- _PROMPT_: Extract every line from the records below that contains the word "parapertussis".

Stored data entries
----------------

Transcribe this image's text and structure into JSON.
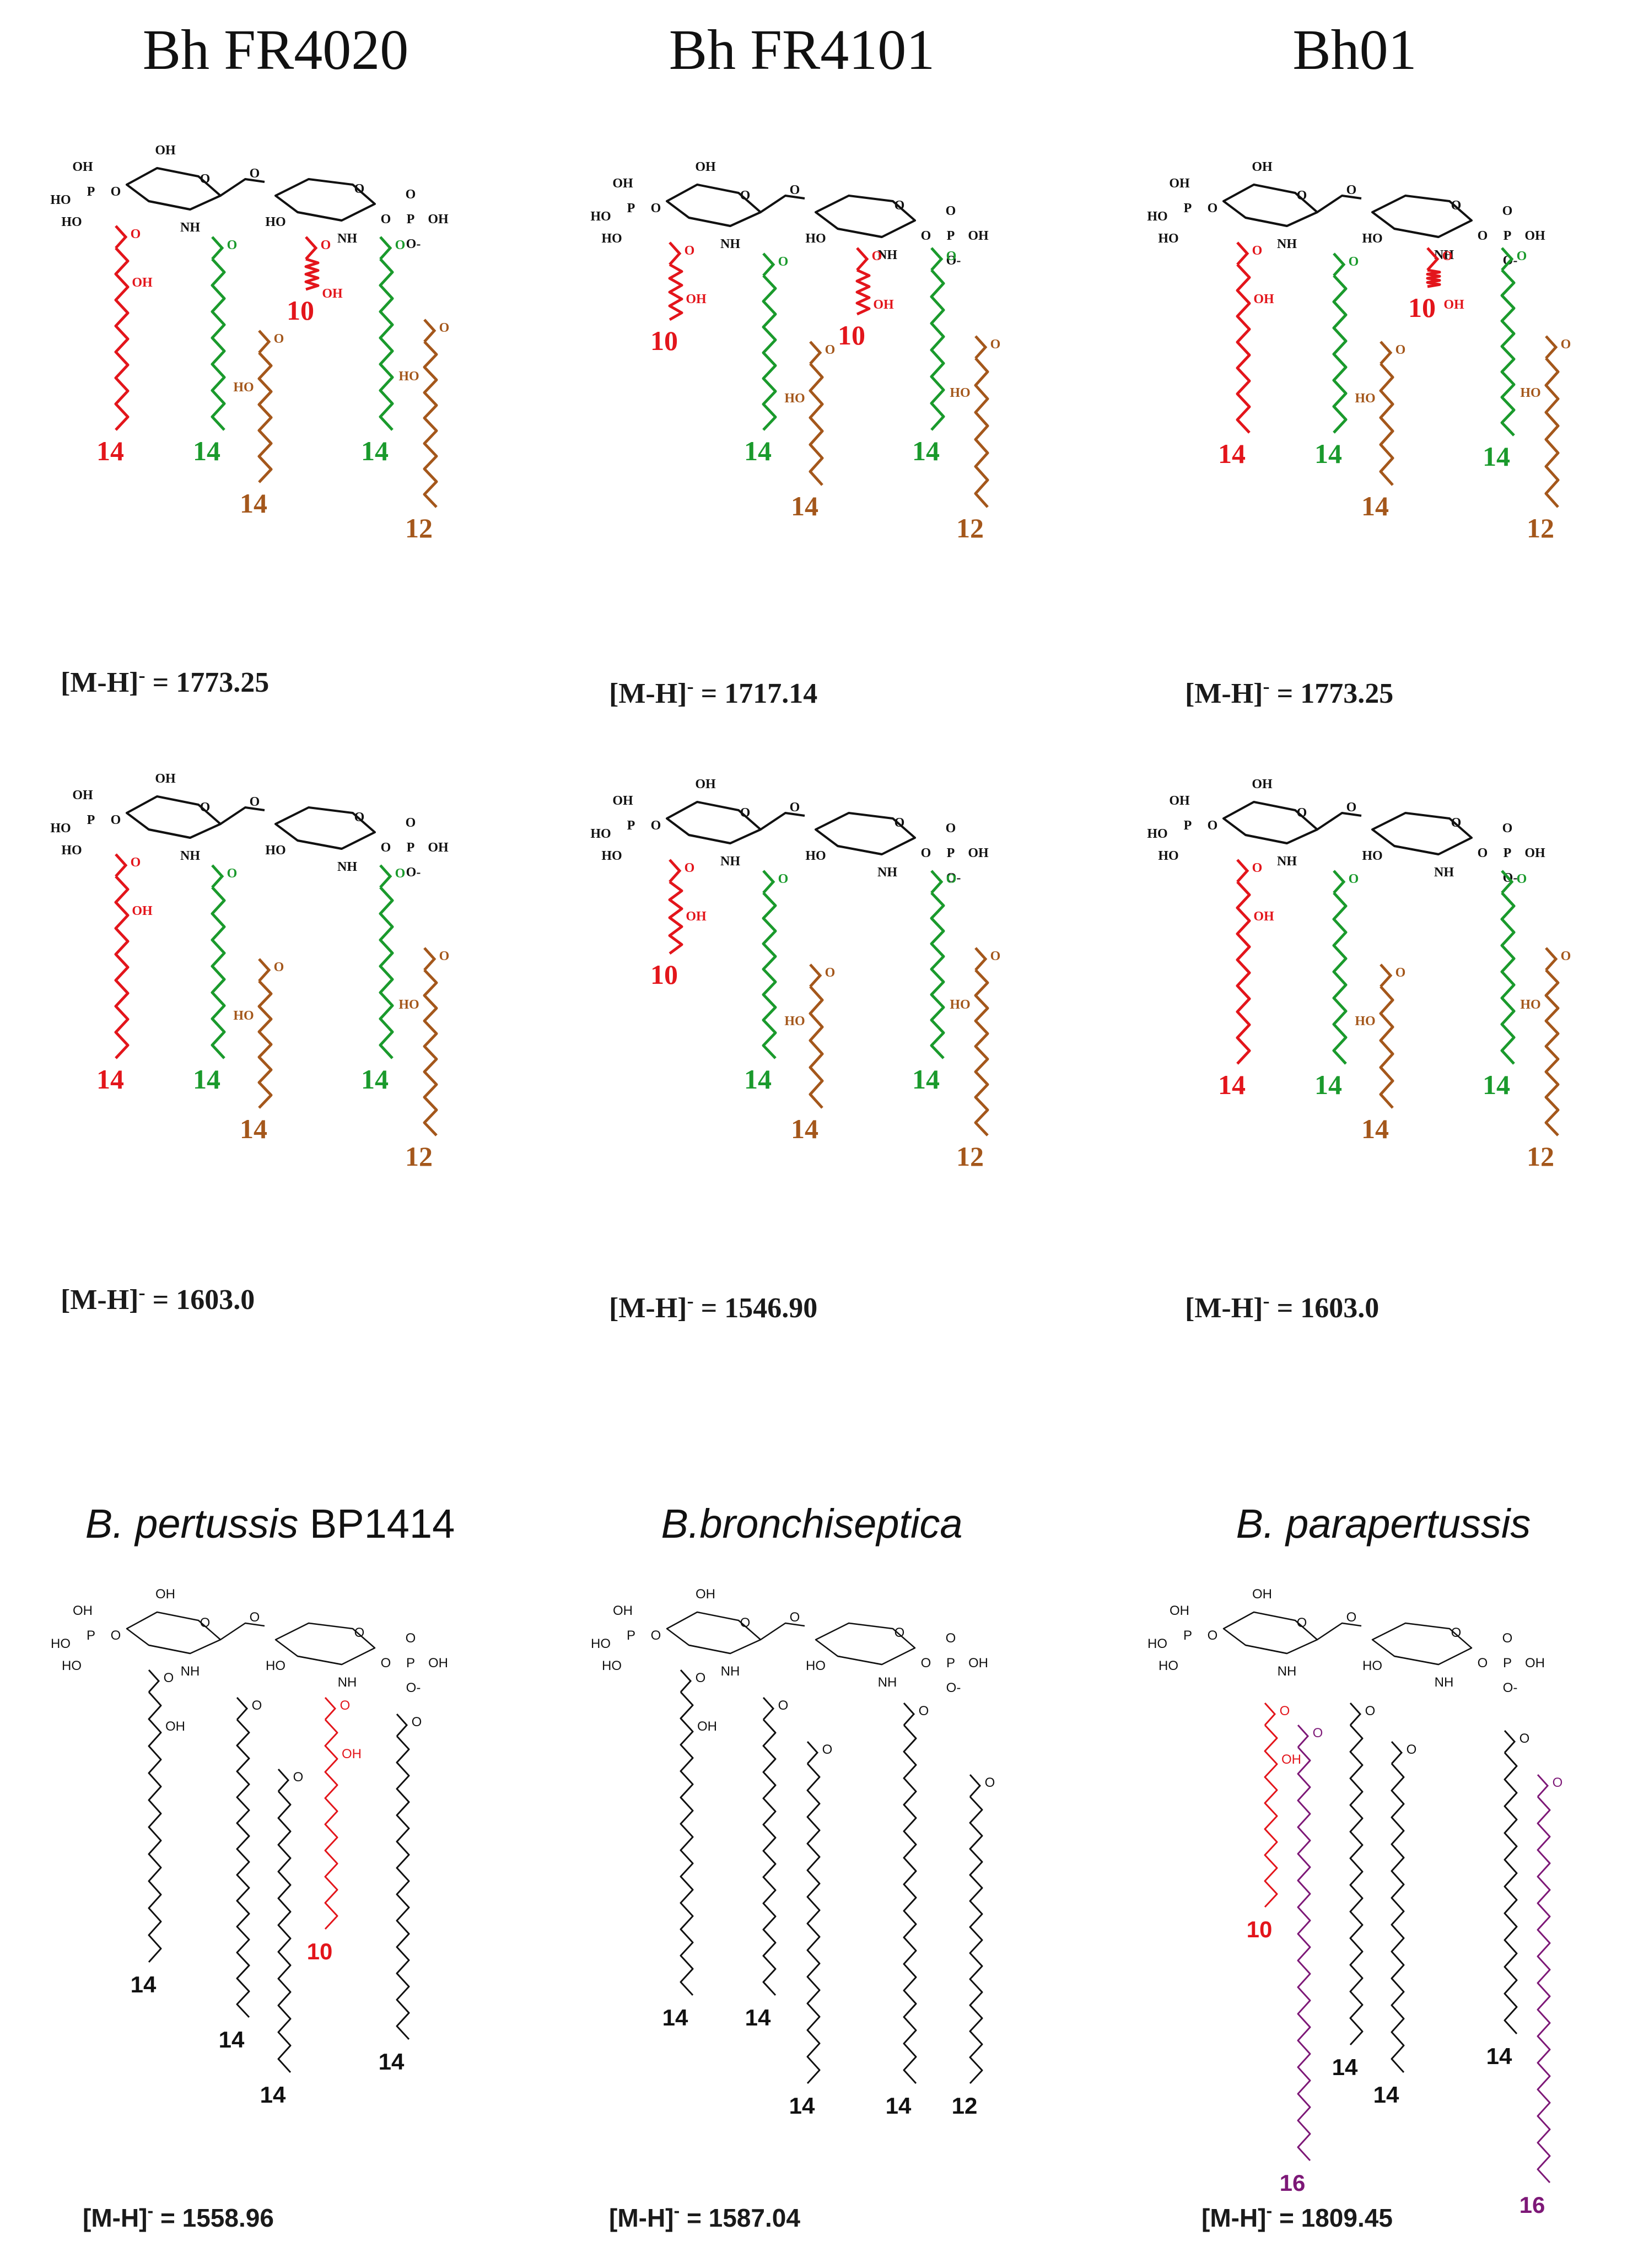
{
  "colors": {
    "red": "#e3151b",
    "green": "#1a9a2c",
    "brown": "#a4571b",
    "purple": "#7d1877",
    "black": "#111111"
  },
  "column_titles": [
    "Bh FR4020",
    "Bh FR4101",
    "Bh01"
  ],
  "bottom_titles": [
    {
      "italic": "B. pertussis",
      "normal": " BP1414"
    },
    {
      "italic": "B.bronchiseptica",
      "normal": ""
    },
    {
      "italic": "B. parapertussis",
      "normal": ""
    }
  ],
  "mass_prefix": "[M-H]",
  "mass_superscript": "-",
  "mass_separator": " = ",
  "atoms": {
    "OH": "OH",
    "HO": "HO",
    "O": "O",
    "P": "P",
    "NH": "NH",
    "O_minus": "O-",
    "paren_open": "(",
    "paren_close": ")"
  },
  "panels": [
    {
      "id": "bh-fr4020-hexa",
      "mass": "1773.25",
      "chains": [
        {
          "color": "red",
          "label": "14"
        },
        {
          "color": "green",
          "label": "14"
        },
        {
          "color": "brown",
          "label": "14"
        },
        {
          "color": "red",
          "label": "10"
        },
        {
          "color": "green",
          "label": "14"
        },
        {
          "color": "brown",
          "label": "12"
        }
      ]
    },
    {
      "id": "bh-fr4101-hexa",
      "mass": "1717.14",
      "chains": [
        {
          "color": "red",
          "label": "10"
        },
        {
          "color": "green",
          "label": "14"
        },
        {
          "color": "brown",
          "label": "14"
        },
        {
          "color": "red",
          "label": "10"
        },
        {
          "color": "green",
          "label": "14"
        },
        {
          "color": "brown",
          "label": "12"
        }
      ]
    },
    {
      "id": "bh01-hexa",
      "mass": "1773.25",
      "chains": [
        {
          "color": "red",
          "label": "14"
        },
        {
          "color": "green",
          "label": "14"
        },
        {
          "color": "brown",
          "label": "14"
        },
        {
          "color": "red",
          "label": "10"
        },
        {
          "color": "green",
          "label": "14"
        },
        {
          "color": "brown",
          "label": "12"
        }
      ]
    },
    {
      "id": "bh-fr4020-penta",
      "mass": "1603.0",
      "chains": [
        {
          "color": "red",
          "label": "14"
        },
        {
          "color": "green",
          "label": "14"
        },
        {
          "color": "brown",
          "label": "14"
        },
        {
          "color": "green",
          "label": "14"
        },
        {
          "color": "brown",
          "label": "12"
        }
      ]
    },
    {
      "id": "bh-fr4101-penta",
      "mass": "1546.90",
      "chains": [
        {
          "color": "red",
          "label": "10"
        },
        {
          "color": "green",
          "label": "14"
        },
        {
          "color": "brown",
          "label": "14"
        },
        {
          "color": "green",
          "label": "14"
        },
        {
          "color": "brown",
          "label": "12"
        }
      ]
    },
    {
      "id": "bh01-penta",
      "mass": "1603.0",
      "chains": [
        {
          "color": "red",
          "label": "14"
        },
        {
          "color": "green",
          "label": "14"
        },
        {
          "color": "brown",
          "label": "14"
        },
        {
          "color": "green",
          "label": "14"
        },
        {
          "color": "brown",
          "label": "12"
        }
      ]
    },
    {
      "id": "b-pertussis",
      "mass": "1558.96",
      "chains": [
        {
          "color": "black",
          "label": "14"
        },
        {
          "color": "black",
          "label": "14"
        },
        {
          "color": "black",
          "label": "14"
        },
        {
          "color": "red",
          "label": "10"
        },
        {
          "color": "black",
          "label": "14"
        }
      ]
    },
    {
      "id": "b-bronchiseptica",
      "mass": "1587.04",
      "chains": [
        {
          "color": "black",
          "label": "14"
        },
        {
          "color": "black",
          "label": "14"
        },
        {
          "color": "black",
          "label": "14"
        },
        {
          "color": "black",
          "label": "14"
        },
        {
          "color": "black",
          "label": "12"
        }
      ]
    },
    {
      "id": "b-parapertussis",
      "mass": "1809.45",
      "chains": [
        {
          "color": "red",
          "label": "10"
        },
        {
          "color": "purple",
          "label": "16"
        },
        {
          "color": "black",
          "label": "14"
        },
        {
          "color": "black",
          "label": "14"
        },
        {
          "color": "black",
          "label": "14"
        },
        {
          "color": "purple",
          "label": "16"
        }
      ]
    }
  ]
}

----------------

- _FINAL RESULT_:
      "italic": "B. parapertussis",
      "id": "b-parapertussis",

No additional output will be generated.